**Challenge**:
Repeat each record exactly. Any picture gets left out.
══ Records ══
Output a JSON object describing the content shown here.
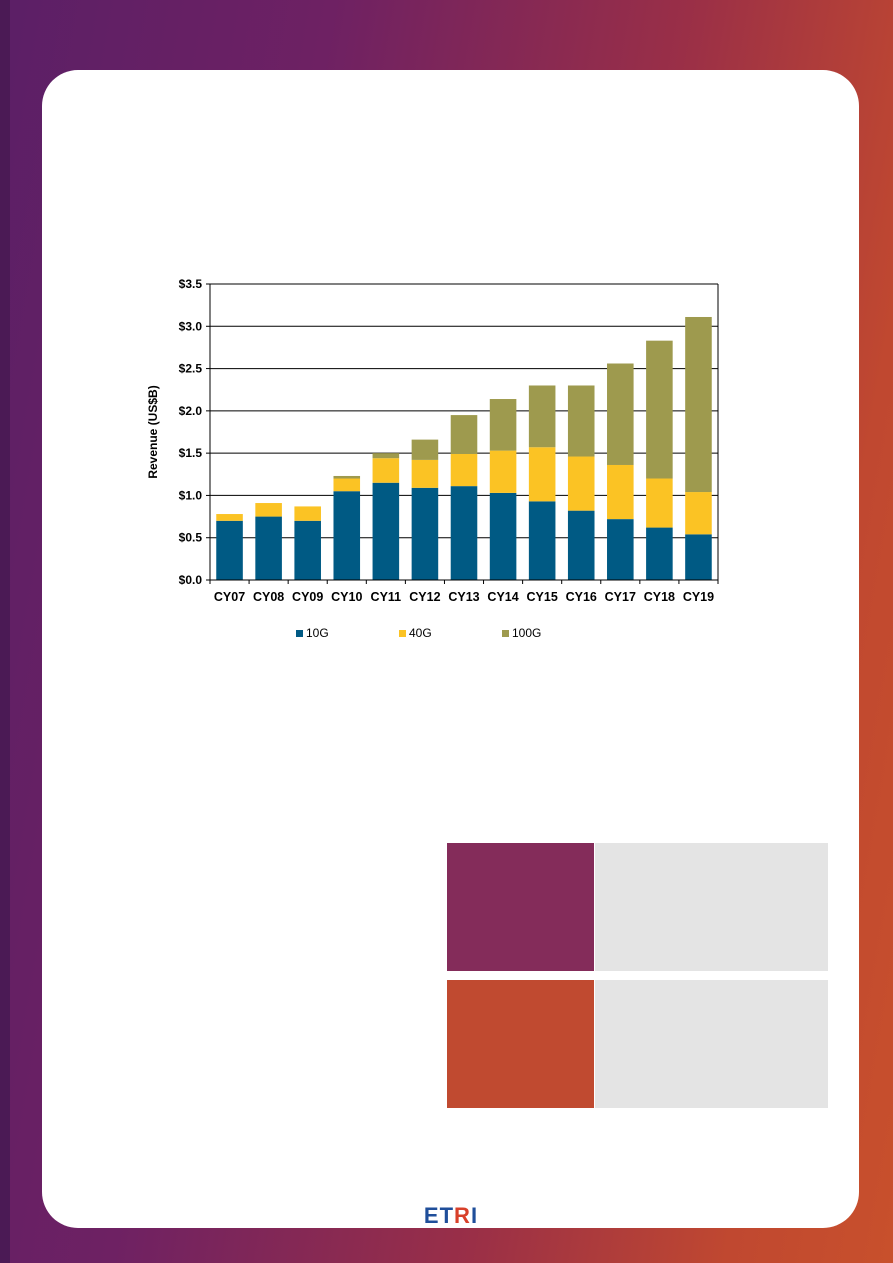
{
  "chart_data": {
    "type": "bar",
    "stacked": true,
    "title": "",
    "xlabel": "",
    "ylabel": "Revenue (US$B)",
    "ylim": [
      0,
      3.5
    ],
    "yticks": [
      "$0.0",
      "$0.5",
      "$1.0",
      "$1.5",
      "$2.0",
      "$2.5",
      "$3.0",
      "$3.5"
    ],
    "ytick_values": [
      0,
      0.5,
      1.0,
      1.5,
      2.0,
      2.5,
      3.0,
      3.5
    ],
    "categories": [
      "CY07",
      "CY08",
      "CY09",
      "CY10",
      "CY11",
      "CY12",
      "CY13",
      "CY14",
      "CY15",
      "CY16",
      "CY17",
      "CY18",
      "CY19"
    ],
    "series": [
      {
        "name": "10G",
        "color": "#005a84",
        "values": [
          0.7,
          0.75,
          0.7,
          1.05,
          1.15,
          1.09,
          1.11,
          1.03,
          0.93,
          0.82,
          0.72,
          0.62,
          0.54
        ]
      },
      {
        "name": "40G",
        "color": "#fbc324",
        "values": [
          0.08,
          0.16,
          0.17,
          0.15,
          0.29,
          0.33,
          0.38,
          0.5,
          0.64,
          0.64,
          0.64,
          0.58,
          0.5
        ]
      },
      {
        "name": "100G",
        "color": "#9e9a4e",
        "values": [
          0.0,
          0.0,
          0.0,
          0.03,
          0.06,
          0.24,
          0.46,
          0.61,
          0.73,
          0.84,
          1.2,
          1.63,
          2.07
        ]
      }
    ],
    "legend_position": "bottom",
    "grid": true
  },
  "logo": {
    "text_part1": "ET",
    "text_part2": "R",
    "text_part3": "I"
  },
  "colors": {
    "tile_purple": "#842c5a",
    "tile_orange": "#c04a30",
    "tile_grey": "#e4e4e4"
  }
}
═══
**Full response**:
Output a JSON object describing the content shown here.
{
  "chart_data": {
    "type": "bar",
    "stacked": true,
    "title": "",
    "xlabel": "",
    "ylabel": "Revenue (US$B)",
    "ylim": [
      0,
      3.5
    ],
    "yticks": [
      "$0.0",
      "$0.5",
      "$1.0",
      "$1.5",
      "$2.0",
      "$2.5",
      "$3.0",
      "$3.5"
    ],
    "ytick_values": [
      0,
      0.5,
      1.0,
      1.5,
      2.0,
      2.5,
      3.0,
      3.5
    ],
    "categories": [
      "CY07",
      "CY08",
      "CY09",
      "CY10",
      "CY11",
      "CY12",
      "CY13",
      "CY14",
      "CY15",
      "CY16",
      "CY17",
      "CY18",
      "CY19"
    ],
    "series": [
      {
        "name": "10G",
        "color": "#005a84",
        "values": [
          0.7,
          0.75,
          0.7,
          1.05,
          1.15,
          1.09,
          1.11,
          1.03,
          0.93,
          0.82,
          0.72,
          0.62,
          0.54
        ]
      },
      {
        "name": "40G",
        "color": "#fbc324",
        "values": [
          0.08,
          0.16,
          0.17,
          0.15,
          0.29,
          0.33,
          0.38,
          0.5,
          0.64,
          0.64,
          0.64,
          0.58,
          0.5
        ]
      },
      {
        "name": "100G",
        "color": "#9e9a4e",
        "values": [
          0.0,
          0.0,
          0.0,
          0.03,
          0.06,
          0.24,
          0.46,
          0.61,
          0.73,
          0.84,
          1.2,
          1.63,
          2.07
        ]
      }
    ],
    "legend_position": "bottom",
    "grid": true
  },
  "logo": {
    "text_part1": "ET",
    "text_part2": "R",
    "text_part3": "I"
  },
  "colors": {
    "tile_purple": "#842c5a",
    "tile_orange": "#c04a30",
    "tile_grey": "#e4e4e4"
  }
}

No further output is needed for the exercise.